-- Start Working data --

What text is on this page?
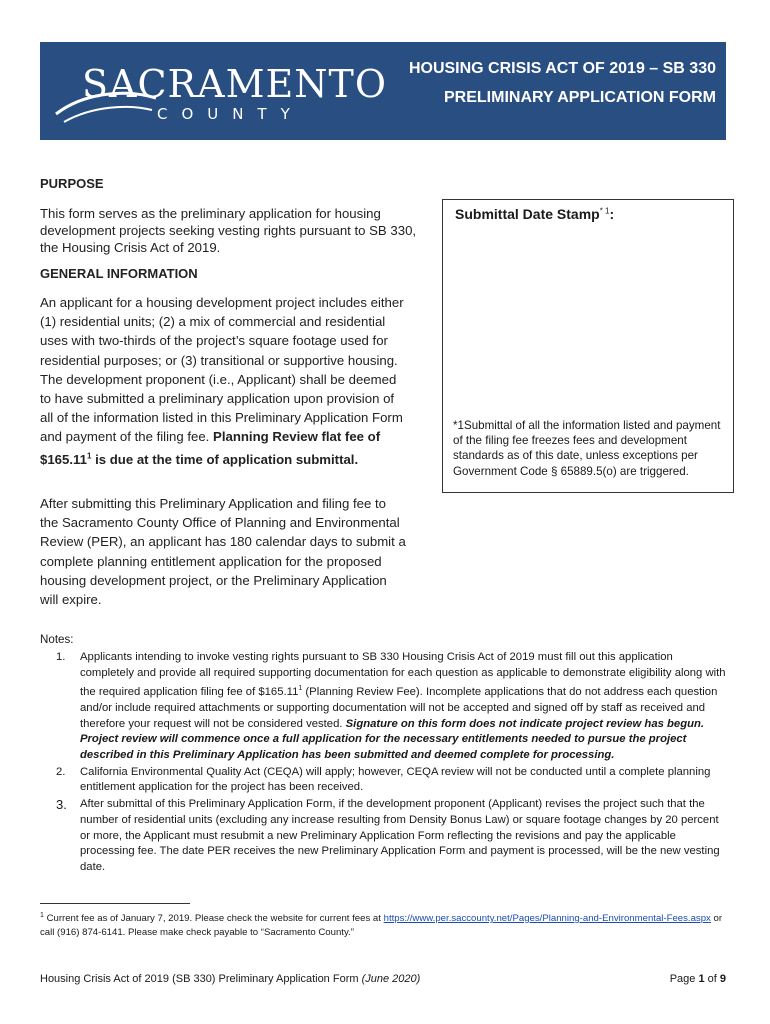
SACRAMENTO
COUNTY
HOUSING CRISIS ACT OF 2019 – SB 330
PRELIMINARY APPLICATION FORM
PURPOSE
This form serves as the preliminary application for housing development projects seeking vesting rights pursuant to SB 330, the Housing Crisis Act of 2019.
GENERAL INFORMATION
An applicant for a housing development project includes either (1) residential units; (2) a mix of commercial and residential uses with two-thirds of the project’s square footage used for residential purposes; or (3) transitional or supportive housing. The development proponent (i.e., Applicant) shall be deemed to have submitted a preliminary application upon provision of all of the information listed in this Preliminary Application Form and payment of the filing fee. Planning Review flat fee of $165.11$^1$ is due at the time of application submittal.
After submitting this Preliminary Application and filing fee to the Sacramento County Office of Planning and Environmental Review (PER), an applicant has 180 calendar days to submit a complete planning entitlement application for the proposed housing development project, or the Preliminary Application will expire.
Submittal Date Stamp$^{* 1}$:
*1Submittal of all the information listed and payment of the filing fee freezes fees and development standards as of this date, unless exceptions per Government Code § 65889.5(o) are triggered.
Notes:
1. Applicants intending to invoke vesting rights pursuant to SB 330 Housing Crisis Act of 2019 must fill out this application completely and provide all required supporting documentation for each question as applicable to demonstrate eligibility along with the required application filing fee of $165.11$^1$ (Planning Review Fee). Incomplete applications that do not address each question and/or include required attachments or supporting documentation will not be accepted and signed off by staff as received and therefore your request will not be considered vested. Signature on this form does not indicate project review has begun. Project review will commence once a full application for the necessary entitlements needed to pursue the project described in this Preliminary Application has been submitted and deemed complete for processing.
2. California Environmental Quality Act (CEQA) will apply; however, CEQA review will not be conducted until a complete planning entitlement application for the project has been received.
3. After submittal of this Preliminary Application Form, if the development proponent (Applicant) revises the project such that the number of residential units (excluding any increase resulting from Density Bonus Law) or square footage changes by 20 percent or more, the Applicant must resubmit a new Preliminary Application Form reflecting the revisions and pay the applicable processing fee. The date PER receives the new Preliminary Application Form and payment is processed, will be the new vesting date.
$^1$ Current fee as of January 7, 2019. Please check the website for current fees at https://www.per.saccounty.net/Pages/Planning-and-Environmental-Fees.aspx or call (916) 874-6141. Please make check payable to “Sacramento County.”
Housing Crisis Act of 2019 (SB 330) Preliminary Application Form (June 2020)	Page 1 of 9
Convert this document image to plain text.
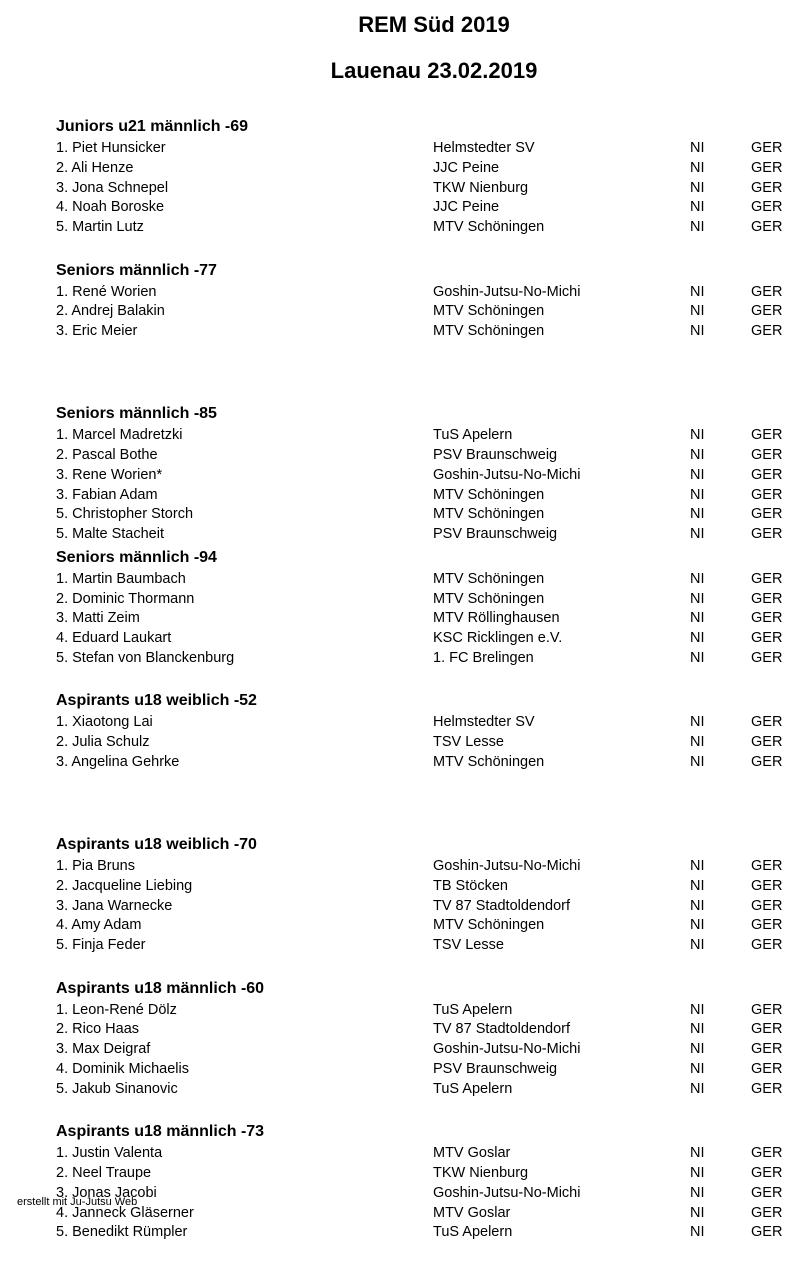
REM Süd 2019
Lauenau 23.02.2019
Juniors u21 männlich -69
1. Piet Hunsicker	Helmstedter SV	NI	GER
2. Ali Henze	JJC Peine	NI	GER
3. Jona Schnepel	TKW Nienburg	NI	GER
4. Noah Boroske	JJC Peine	NI	GER
5. Martin Lutz	MTV Schöningen	NI	GER
Seniors männlich -77
1. René Worien	Goshin-Jutsu-No-Michi	NI	GER
2. Andrej Balakin	MTV Schöningen	NI	GER
3. Eric Meier	MTV Schöningen	NI	GER
Seniors männlich -85
1. Marcel Madretzki	TuS Apelern	NI	GER
2. Pascal Bothe	PSV Braunschweig	NI	GER
3. Rene Worien*	Goshin-Jutsu-No-Michi	NI	GER
3. Fabian Adam	MTV Schöningen	NI	GER
5. Christopher Storch	MTV Schöningen	NI	GER
5. Malte Stacheit	PSV Braunschweig	NI	GER
Seniors männlich -94
1. Martin Baumbach	MTV Schöningen	NI	GER
2. Dominic Thormann	MTV Schöningen	NI	GER
3. Matti Zeim	MTV Röllinghausen	NI	GER
4. Eduard Laukart	KSC Ricklingen e.V.	NI	GER
5. Stefan von Blanckenburg	1. FC Brelingen	NI	GER
Aspirants u18 weiblich -52
1. Xiaotong Lai	Helmstedter SV	NI	GER
2. Julia Schulz	TSV Lesse	NI	GER
3. Angelina Gehrke	MTV Schöningen	NI	GER
Aspirants u18 weiblich -70
1. Pia Bruns	Goshin-Jutsu-No-Michi	NI	GER
2. Jacqueline Liebing	TB Stöcken	NI	GER
3. Jana Warnecke	TV 87 Stadtoldendorf	NI	GER
4. Amy Adam	MTV Schöningen	NI	GER
5. Finja Feder	TSV Lesse	NI	GER
Aspirants u18 männlich -60
1. Leon-René Dölz	TuS Apelern	NI	GER
2. Rico Haas	TV 87 Stadtoldendorf	NI	GER
3. Max Deigraf	Goshin-Jutsu-No-Michi	NI	GER
4. Dominik Michaelis	PSV Braunschweig	NI	GER
5. Jakub Sinanovic	TuS Apelern	NI	GER
Aspirants u18 männlich -73
1. Justin Valenta	MTV Goslar	NI	GER
2. Neel Traupe	TKW Nienburg	NI	GER
3. Jonas Jacobi	Goshin-Jutsu-No-Michi	NI	GER
4. Janneck Gläserner	MTV Goslar	NI	GER
5. Benedikt Rümpler	TuS Apelern	NI	GER
erstellt mit Ju-Jutsu Web
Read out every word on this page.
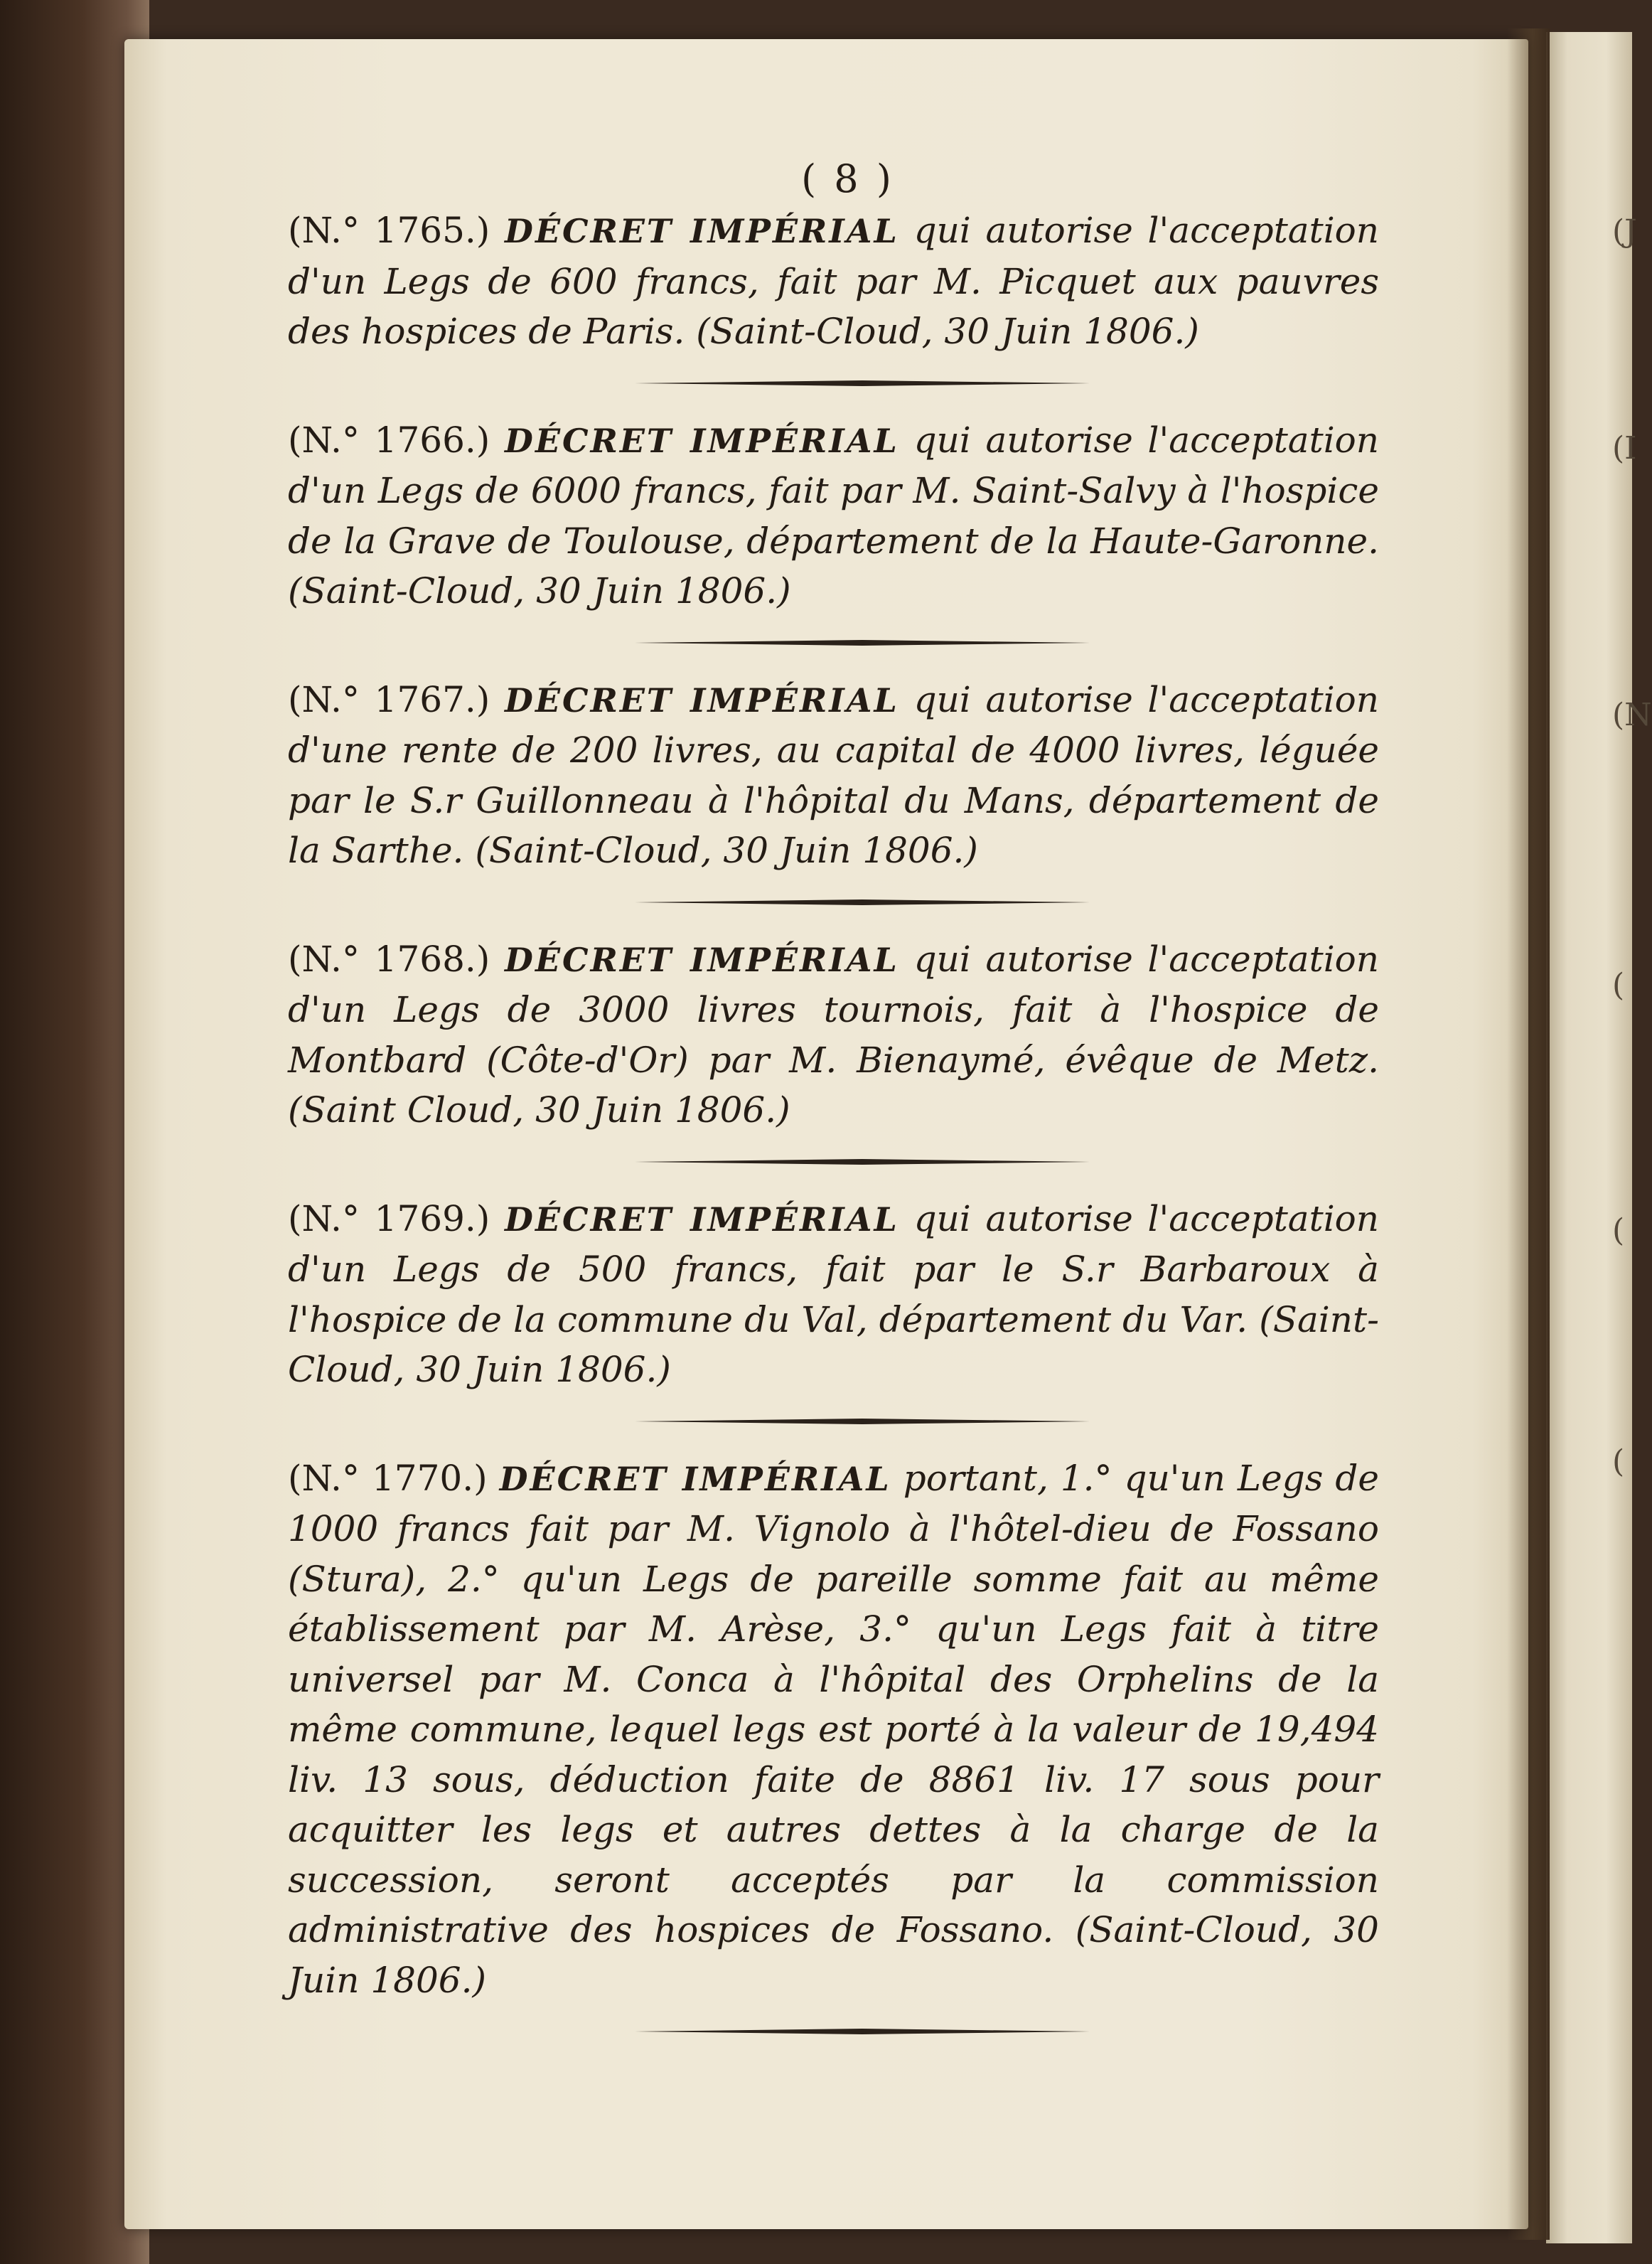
(J
(I
(N
(
(
(
( 8 )

(N.° 1765.) DÉCRET IMPÉRIAL qui autorise l'acceptation d'un Legs de 600 francs, fait par M. Picquet aux pauvres des hospices de Paris. (Saint-Cloud, 30 Juin 1806.)

(N.° 1766.) DÉCRET IMPÉRIAL qui autorise l'acceptation d'un Legs de 6000 francs, fait par M. Saint-Salvy à l'hospice de la Grave de Toulouse, département de la Haute-Garonne. (Saint-Cloud, 30 Juin 1806.)

(N.° 1767.) DÉCRET IMPÉRIAL qui autorise l'acceptation d'une rente de 200 livres, au capital de 4000 livres, léguée par le S.r Guillonneau à l'hôpital du Mans, département de la Sarthe. (Saint-Cloud, 30 Juin 1806.)

(N.° 1768.) DÉCRET IMPÉRIAL qui autorise l'acceptation d'un Legs de 3000 livres tournois, fait à l'hospice de Montbard (Côte-d'Or) par M. Bienaymé, évêque de Metz. (Saint Cloud, 30 Juin 1806.)

(N.° 1769.) DÉCRET IMPÉRIAL qui autorise l'acceptation d'un Legs de 500 francs, fait par le S.r Barbaroux à l'hospice de la commune du Val, département du Var. (Saint-Cloud, 30 Juin 1806.)

(N.° 1770.) DÉCRET IMPÉRIAL portant, 1.° qu'un Legs de 1000 francs fait par M. Vignolo à l'hôtel-dieu de Fossano (Stura), 2.° qu'un Legs de pareille somme fait au même établissement par M. Arèse, 3.° qu'un Legs fait à titre universel par M. Conca à l'hôpital des Orphelins de la même commune, lequel legs est porté à la valeur de 19,494 liv. 13 sous, déduction faite de 8861 liv. 17 sous pour acquitter les legs et autres dettes à la charge de la succession, seront acceptés par la commission administrative des hospices de Fossano. (Saint-Cloud, 30 Juin 1806.)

-- End Working data --

→ Task prompt
Check every line for "Cloud" and show the ones that have it.

→ Solution for this exercise
(N.° 1765.) DÉCRET IMPÉRIAL qui autorise l'acceptation d'un Legs de 600 francs, fait par M. Picquet aux pauvres des hospices de Paris. (Saint-Cloud, 30 Juin 1806.)
(N.° 1766.) DÉCRET IMPÉRIAL qui autorise l'acceptation d'un Legs de 6000 francs, fait par M. Saint-Salvy à l'hospice de la Grave de Toulouse, département de la Haute-Garonne. (Saint-Cloud, 30 Juin 1806.)
(N.° 1767.) DÉCRET IMPÉRIAL qui autorise l'acceptation d'une rente de 200 livres, au capital de 4000 livres, léguée par le S.r Guillonneau à l'hôpital du Mans, département de la Sarthe. (Saint-Cloud, 30 Juin 1806.)
(N.° 1768.) DÉCRET IMPÉRIAL qui autorise l'acceptation d'un Legs de 3000 livres tournois, fait à l'hospice de Montbard (Côte-d'Or) par M. Bienaymé, évêque de Metz. (Saint Cloud, 30 Juin 1806.)
(N.° 1769.) DÉCRET IMPÉRIAL qui autorise l'acceptation d'un Legs de 500 francs, fait par le S.r Barbaroux à l'hospice de la commune du Val, département du Var. (Saint-Cloud, 30 Juin 1806.)
(N.° 1770.) DÉCRET IMPÉRIAL portant, 1.° qu'un Legs de 1000 francs fait par M. Vignolo à l'hôtel-dieu de Fossano (Stura), 2.° qu'un Legs de pareille somme fait au même établissement par M. Arèse, 3.° qu'un Legs fait à titre universel par M. Conca à l'hôpital des Orphelins de la même commune, lequel legs est porté à la valeur de 19,494 liv. 13 sous, déduction faite de 8861 liv. 17 sous pour acquitter les legs et autres dettes à la charge de la succession, seront acceptés par la commission administrative des hospices de Fossano. (Saint-Cloud, 30 Juin 1806.)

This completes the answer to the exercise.